Task instructions: Take the line containing "OCR this image." and every line after it in the data below, and print them exactly as given, with nothing else.

[Begin]

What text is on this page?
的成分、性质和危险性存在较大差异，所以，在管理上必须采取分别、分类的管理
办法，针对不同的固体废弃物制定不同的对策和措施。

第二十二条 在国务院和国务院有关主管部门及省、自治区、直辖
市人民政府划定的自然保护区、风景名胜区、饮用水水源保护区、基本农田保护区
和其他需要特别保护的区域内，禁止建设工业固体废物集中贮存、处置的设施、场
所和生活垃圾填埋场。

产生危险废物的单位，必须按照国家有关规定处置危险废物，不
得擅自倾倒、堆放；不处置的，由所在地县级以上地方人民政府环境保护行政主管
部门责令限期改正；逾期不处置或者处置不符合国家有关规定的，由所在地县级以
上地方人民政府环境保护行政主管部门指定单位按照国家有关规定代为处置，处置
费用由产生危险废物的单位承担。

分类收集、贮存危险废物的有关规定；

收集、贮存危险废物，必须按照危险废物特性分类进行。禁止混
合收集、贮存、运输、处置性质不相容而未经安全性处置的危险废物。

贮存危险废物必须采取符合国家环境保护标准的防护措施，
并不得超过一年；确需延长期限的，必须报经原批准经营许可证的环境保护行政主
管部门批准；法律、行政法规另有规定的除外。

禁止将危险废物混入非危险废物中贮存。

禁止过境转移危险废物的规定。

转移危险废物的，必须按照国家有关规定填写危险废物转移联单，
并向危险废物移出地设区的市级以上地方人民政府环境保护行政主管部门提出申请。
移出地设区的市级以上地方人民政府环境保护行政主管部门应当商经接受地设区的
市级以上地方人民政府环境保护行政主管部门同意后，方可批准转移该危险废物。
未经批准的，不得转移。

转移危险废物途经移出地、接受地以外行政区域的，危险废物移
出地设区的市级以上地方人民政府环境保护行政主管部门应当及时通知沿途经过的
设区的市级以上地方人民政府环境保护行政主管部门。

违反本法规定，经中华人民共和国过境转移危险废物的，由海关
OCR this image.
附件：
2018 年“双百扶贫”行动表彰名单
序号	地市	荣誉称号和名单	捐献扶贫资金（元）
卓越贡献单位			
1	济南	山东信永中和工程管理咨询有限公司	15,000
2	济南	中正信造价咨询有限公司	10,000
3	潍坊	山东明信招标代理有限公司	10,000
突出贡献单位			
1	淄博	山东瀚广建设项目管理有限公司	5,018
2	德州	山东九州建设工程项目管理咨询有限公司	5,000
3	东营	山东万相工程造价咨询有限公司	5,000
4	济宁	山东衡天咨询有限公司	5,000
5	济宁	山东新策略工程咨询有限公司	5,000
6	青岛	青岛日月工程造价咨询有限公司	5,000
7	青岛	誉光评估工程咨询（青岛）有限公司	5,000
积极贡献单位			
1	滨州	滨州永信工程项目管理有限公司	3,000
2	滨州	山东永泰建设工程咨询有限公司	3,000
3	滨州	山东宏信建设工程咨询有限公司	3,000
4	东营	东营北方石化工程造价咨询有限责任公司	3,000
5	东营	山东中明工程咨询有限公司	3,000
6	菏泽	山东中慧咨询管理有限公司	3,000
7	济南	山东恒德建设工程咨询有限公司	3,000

[End]

Written answer:
OCR this image.
附件：
2018 年“双百扶贫”行动表彰名单
序号	地市	荣誉称号和名单	捐献扶贫资金（元）
卓越贡献单位			
1	济南	山东信永中和工程管理咨询有限公司	15,000
2	济南	中正信造价咨询有限公司	10,000
3	潍坊	山东明信招标代理有限公司	10,000
突出贡献单位			
1	淄博	山东瀚广建设项目管理有限公司	5,018
2	德州	山东九州建设工程项目管理咨询有限公司	5,000
3	东营	山东万相工程造价咨询有限公司	5,000
4	济宁	山东衡天咨询有限公司	5,000
5	济宁	山东新策略工程咨询有限公司	5,000
6	青岛	青岛日月工程造价咨询有限公司	5,000
7	青岛	誉光评估工程咨询（青岛）有限公司	5,000
积极贡献单位			
1	滨州	滨州永信工程项目管理有限公司	3,000
2	滨州	山东永泰建设工程咨询有限公司	3,000
3	滨州	山东宏信建设工程咨询有限公司	3,000
4	东营	东营北方石化工程造价咨询有限责任公司	3,000
5	东营	山东中明工程咨询有限公司	3,000
6	菏泽	山东中慧咨询管理有限公司	3,000
7	济南	山东恒德建设工程咨询有限公司	3,000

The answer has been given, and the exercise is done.